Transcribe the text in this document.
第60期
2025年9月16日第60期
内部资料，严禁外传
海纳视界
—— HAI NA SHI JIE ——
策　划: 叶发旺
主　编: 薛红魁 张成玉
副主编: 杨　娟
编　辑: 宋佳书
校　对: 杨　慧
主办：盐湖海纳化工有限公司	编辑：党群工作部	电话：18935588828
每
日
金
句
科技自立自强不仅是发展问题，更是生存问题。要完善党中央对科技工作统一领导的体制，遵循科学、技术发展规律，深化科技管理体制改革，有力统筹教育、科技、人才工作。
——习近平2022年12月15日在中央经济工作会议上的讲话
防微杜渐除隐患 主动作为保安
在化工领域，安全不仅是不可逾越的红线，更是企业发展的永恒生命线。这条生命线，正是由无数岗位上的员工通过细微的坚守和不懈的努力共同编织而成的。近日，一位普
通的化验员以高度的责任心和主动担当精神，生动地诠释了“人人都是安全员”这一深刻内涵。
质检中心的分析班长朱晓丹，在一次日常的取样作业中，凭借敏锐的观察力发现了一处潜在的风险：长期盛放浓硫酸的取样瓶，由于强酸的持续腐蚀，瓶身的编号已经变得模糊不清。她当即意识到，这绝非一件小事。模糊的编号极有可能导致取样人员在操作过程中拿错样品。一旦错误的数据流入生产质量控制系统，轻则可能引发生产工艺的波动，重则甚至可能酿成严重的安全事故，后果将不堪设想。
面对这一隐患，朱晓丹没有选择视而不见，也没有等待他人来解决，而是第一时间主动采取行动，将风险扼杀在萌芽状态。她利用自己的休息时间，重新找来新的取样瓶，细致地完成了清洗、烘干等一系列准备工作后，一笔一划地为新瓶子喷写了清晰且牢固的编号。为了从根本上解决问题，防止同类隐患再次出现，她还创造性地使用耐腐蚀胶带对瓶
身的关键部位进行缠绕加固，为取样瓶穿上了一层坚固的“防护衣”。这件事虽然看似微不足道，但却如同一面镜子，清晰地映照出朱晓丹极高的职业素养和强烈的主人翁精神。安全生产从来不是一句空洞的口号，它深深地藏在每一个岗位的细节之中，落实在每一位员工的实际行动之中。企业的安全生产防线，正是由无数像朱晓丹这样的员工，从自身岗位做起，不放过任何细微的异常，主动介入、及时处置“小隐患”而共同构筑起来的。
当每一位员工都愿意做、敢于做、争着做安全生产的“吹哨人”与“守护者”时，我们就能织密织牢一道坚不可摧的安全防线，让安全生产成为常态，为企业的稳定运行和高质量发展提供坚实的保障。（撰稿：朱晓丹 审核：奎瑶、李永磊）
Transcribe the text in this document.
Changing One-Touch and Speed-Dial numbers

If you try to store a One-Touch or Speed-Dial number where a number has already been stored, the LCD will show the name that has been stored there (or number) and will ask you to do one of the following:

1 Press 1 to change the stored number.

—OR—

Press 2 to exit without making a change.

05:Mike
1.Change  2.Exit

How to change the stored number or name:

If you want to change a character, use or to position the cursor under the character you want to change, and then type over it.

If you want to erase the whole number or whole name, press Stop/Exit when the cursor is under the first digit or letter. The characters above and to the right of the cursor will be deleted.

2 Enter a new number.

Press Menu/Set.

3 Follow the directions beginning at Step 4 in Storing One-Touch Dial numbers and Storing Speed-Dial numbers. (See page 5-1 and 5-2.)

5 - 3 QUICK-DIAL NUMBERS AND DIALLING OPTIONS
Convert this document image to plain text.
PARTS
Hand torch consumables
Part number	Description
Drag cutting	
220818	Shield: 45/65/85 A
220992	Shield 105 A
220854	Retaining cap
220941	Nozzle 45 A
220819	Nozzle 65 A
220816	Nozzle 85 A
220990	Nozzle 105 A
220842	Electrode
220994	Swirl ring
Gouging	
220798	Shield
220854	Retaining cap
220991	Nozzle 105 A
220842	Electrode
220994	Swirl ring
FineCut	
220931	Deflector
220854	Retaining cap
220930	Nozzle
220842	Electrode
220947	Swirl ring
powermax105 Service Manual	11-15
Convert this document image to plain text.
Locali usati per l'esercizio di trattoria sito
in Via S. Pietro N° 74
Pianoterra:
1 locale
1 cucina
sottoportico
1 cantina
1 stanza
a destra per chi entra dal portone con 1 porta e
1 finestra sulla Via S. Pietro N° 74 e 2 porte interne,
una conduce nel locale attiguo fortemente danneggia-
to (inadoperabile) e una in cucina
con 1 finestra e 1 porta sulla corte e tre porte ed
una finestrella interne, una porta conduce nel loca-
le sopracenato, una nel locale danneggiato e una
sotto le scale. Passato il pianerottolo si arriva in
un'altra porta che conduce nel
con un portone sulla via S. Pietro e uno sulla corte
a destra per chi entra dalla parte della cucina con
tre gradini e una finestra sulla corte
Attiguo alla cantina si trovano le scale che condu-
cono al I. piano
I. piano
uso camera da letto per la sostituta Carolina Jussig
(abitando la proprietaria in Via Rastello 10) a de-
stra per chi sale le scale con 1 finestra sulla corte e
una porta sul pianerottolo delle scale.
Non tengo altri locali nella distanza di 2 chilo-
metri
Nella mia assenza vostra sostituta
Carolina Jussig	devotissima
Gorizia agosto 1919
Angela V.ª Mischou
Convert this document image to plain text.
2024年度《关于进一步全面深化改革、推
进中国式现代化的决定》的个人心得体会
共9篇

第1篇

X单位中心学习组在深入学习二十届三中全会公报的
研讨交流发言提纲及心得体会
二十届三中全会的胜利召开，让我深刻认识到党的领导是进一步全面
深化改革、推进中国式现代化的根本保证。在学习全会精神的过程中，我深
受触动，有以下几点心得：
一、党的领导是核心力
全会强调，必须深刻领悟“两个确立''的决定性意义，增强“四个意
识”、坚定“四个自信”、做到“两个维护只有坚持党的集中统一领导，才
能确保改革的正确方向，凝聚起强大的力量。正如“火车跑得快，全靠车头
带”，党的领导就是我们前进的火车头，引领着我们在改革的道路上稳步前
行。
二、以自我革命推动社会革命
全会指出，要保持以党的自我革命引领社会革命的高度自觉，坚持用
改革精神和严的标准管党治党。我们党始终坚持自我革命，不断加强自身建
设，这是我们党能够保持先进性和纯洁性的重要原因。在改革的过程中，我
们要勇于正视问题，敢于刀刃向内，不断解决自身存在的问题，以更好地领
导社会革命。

........

TO DO
Nothing in the data may differ; print all of it exactly as written.

THE REPLY
Transcribe the text in this document.
第60期
2025年9月16日第60期
内部资料，严禁外传
海纳视界
—— HAI NA SHI JIE ——
策　划: 叶发旺
主　编: 薛红魁 张成玉
副主编: 杨　娟
编　辑: 宋佳书
校　对: 杨　慧
主办：盐湖海纳化工有限公司	编辑：党群工作部	电话：18935588828
每
日
金
句
科技自立自强不仅是发展问题，更是生存问题。要完善党中央对科技工作统一领导的体制，遵循科学、技术发展规律，深化科技管理体制改革，有力统筹教育、科技、人才工作。
——习近平2022年12月15日在中央经济工作会议上的讲话
防微杜渐除隐患 主动作为保安
在化工领域，安全不仅是不可逾越的红线，更是企业发展的永恒生命线。这条生命线，正是由无数岗位上的员工通过细微的坚守和不懈的努力共同编织而成的。近日，一位普
通的化验员以高度的责任心和主动担当精神，生动地诠释了“人人都是安全员”这一深刻内涵。
质检中心的分析班长朱晓丹，在一次日常的取样作业中，凭借敏锐的观察力发现了一处潜在的风险：长期盛放浓硫酸的取样瓶，由于强酸的持续腐蚀，瓶身的编号已经变得模糊不清。她当即意识到，这绝非一件小事。模糊的编号极有可能导致取样人员在操作过程中拿错样品。一旦错误的数据流入生产质量控制系统，轻则可能引发生产工艺的波动，重则甚至可能酿成严重的安全事故，后果将不堪设想。
面对这一隐患，朱晓丹没有选择视而不见，也没有等待他人来解决，而是第一时间主动采取行动，将风险扼杀在萌芽状态。她利用自己的休息时间，重新找来新的取样瓶，细致地完成了清洗、烘干等一系列准备工作后，一笔一划地为新瓶子喷写了清晰且牢固的编号。为了从根本上解决问题，防止同类隐患再次出现，她还创造性地使用耐腐蚀胶带对瓶
身的关键部位进行缠绕加固，为取样瓶穿上了一层坚固的“防护衣”。这件事虽然看似微不足道，但却如同一面镜子，清晰地映照出朱晓丹极高的职业素养和强烈的主人翁精神。安全生产从来不是一句空洞的口号，它深深地藏在每一个岗位的细节之中，落实在每一位员工的实际行动之中。企业的安全生产防线，正是由无数像朱晓丹这样的员工，从自身岗位做起，不放过任何细微的异常，主动介入、及时处置“小隐患”而共同构筑起来的。
当每一位员工都愿意做、敢于做、争着做安全生产的“吹哨人”与“守护者”时，我们就能织密织牢一道坚不可摧的安全防线，让安全生产成为常态，为企业的稳定运行和高质量发展提供坚实的保障。（撰稿：朱晓丹 审核：奎瑶、李永磊）
Transcribe the text in this document.
Changing One-Touch and Speed-Dial numbers

If you try to store a One-Touch or Speed-Dial number where a number has already been stored, the LCD will show the name that has been stored there (or number) and will ask you to do one of the following:

1 Press 1 to change the stored number.

—OR—

Press 2 to exit without making a change.

05:Mike
1.Change  2.Exit

How to change the stored number or name:

If you want to change a character, use or to position the cursor under the character you want to change, and then type over it.

If you want to erase the whole number or whole name, press Stop/Exit when the cursor is under the first digit or letter. The characters above and to the right of the cursor will be deleted.

2 Enter a new number.

Press Menu/Set.

3 Follow the directions beginning at Step 4 in Storing One-Touch Dial numbers and Storing Speed-Dial numbers. (See page 5-1 and 5-2.)

5 - 3 QUICK-DIAL NUMBERS AND DIALLING OPTIONS
Convert this document image to plain text.
PARTS
Hand torch consumables
Part number	Description
Drag cutting	
220818	Shield: 45/65/85 A
220992	Shield 105 A
220854	Retaining cap
220941	Nozzle 45 A
220819	Nozzle 65 A
220816	Nozzle 85 A
220990	Nozzle 105 A
220842	Electrode
220994	Swirl ring
Gouging	
220798	Shield
220854	Retaining cap
220991	Nozzle 105 A
220842	Electrode
220994	Swirl ring
FineCut	
220931	Deflector
220854	Retaining cap
220930	Nozzle
220842	Electrode
220947	Swirl ring
powermax105 Service Manual	11-15
Convert this document image to plain text.
Locali usati per l'esercizio di trattoria sito
in Via S. Pietro N° 74
Pianoterra:
1 locale
1 cucina
sottoportico
1 cantina
1 stanza
a destra per chi entra dal portone con 1 porta e
1 finestra sulla Via S. Pietro N° 74 e 2 porte interne,
una conduce nel locale attiguo fortemente danneggia-
to (inadoperabile) e una in cucina
con 1 finestra e 1 porta sulla corte e tre porte ed
una finestrella interne, una porta conduce nel loca-
le sopracenato, una nel locale danneggiato e una
sotto le scale. Passato il pianerottolo si arriva in
un'altra porta che conduce nel
con un portone sulla via S. Pietro e uno sulla corte
a destra per chi entra dalla parte della cucina con
tre gradini e una finestra sulla corte
Attiguo alla cantina si trovano le scale che condu-
cono al I. piano
I. piano
uso camera da letto per la sostituta Carolina Jussig
(abitando la proprietaria in Via Rastello 10) a de-
stra per chi sale le scale con 1 finestra sulla corte e
una porta sul pianerottolo delle scale.
Non tengo altri locali nella distanza di 2 chilo-
metri
Nella mia assenza vostra sostituta
Carolina Jussig	devotissima
Gorizia agosto 1919
Angela V.ª Mischou
Convert this document image to plain text.
2024年度《关于进一步全面深化改革、推
进中国式现代化的决定》的个人心得体会
共9篇

第1篇

X单位中心学习组在深入学习二十届三中全会公报的
研讨交流发言提纲及心得体会
二十届三中全会的胜利召开，让我深刻认识到党的领导是进一步全面
深化改革、推进中国式现代化的根本保证。在学习全会精神的过程中，我深
受触动，有以下几点心得：
一、党的领导是核心力
全会强调，必须深刻领悟“两个确立''的决定性意义，增强“四个意
识”、坚定“四个自信”、做到“两个维护只有坚持党的集中统一领导，才
能确保改革的正确方向，凝聚起强大的力量。正如“火车跑得快，全靠车头
带”，党的领导就是我们前进的火车头，引领着我们在改革的道路上稳步前
行。
二、以自我革命推动社会革命
全会指出，要保持以党的自我革命引领社会革命的高度自觉，坚持用
改革精神和严的标准管党治党。我们党始终坚持自我革命，不断加强自身建
设，这是我们党能够保持先进性和纯洁性的重要原因。在改革的过程中，我
们要勇于正视问题，敢于刀刃向内，不断解决自身存在的问题，以更好地领
导社会革命。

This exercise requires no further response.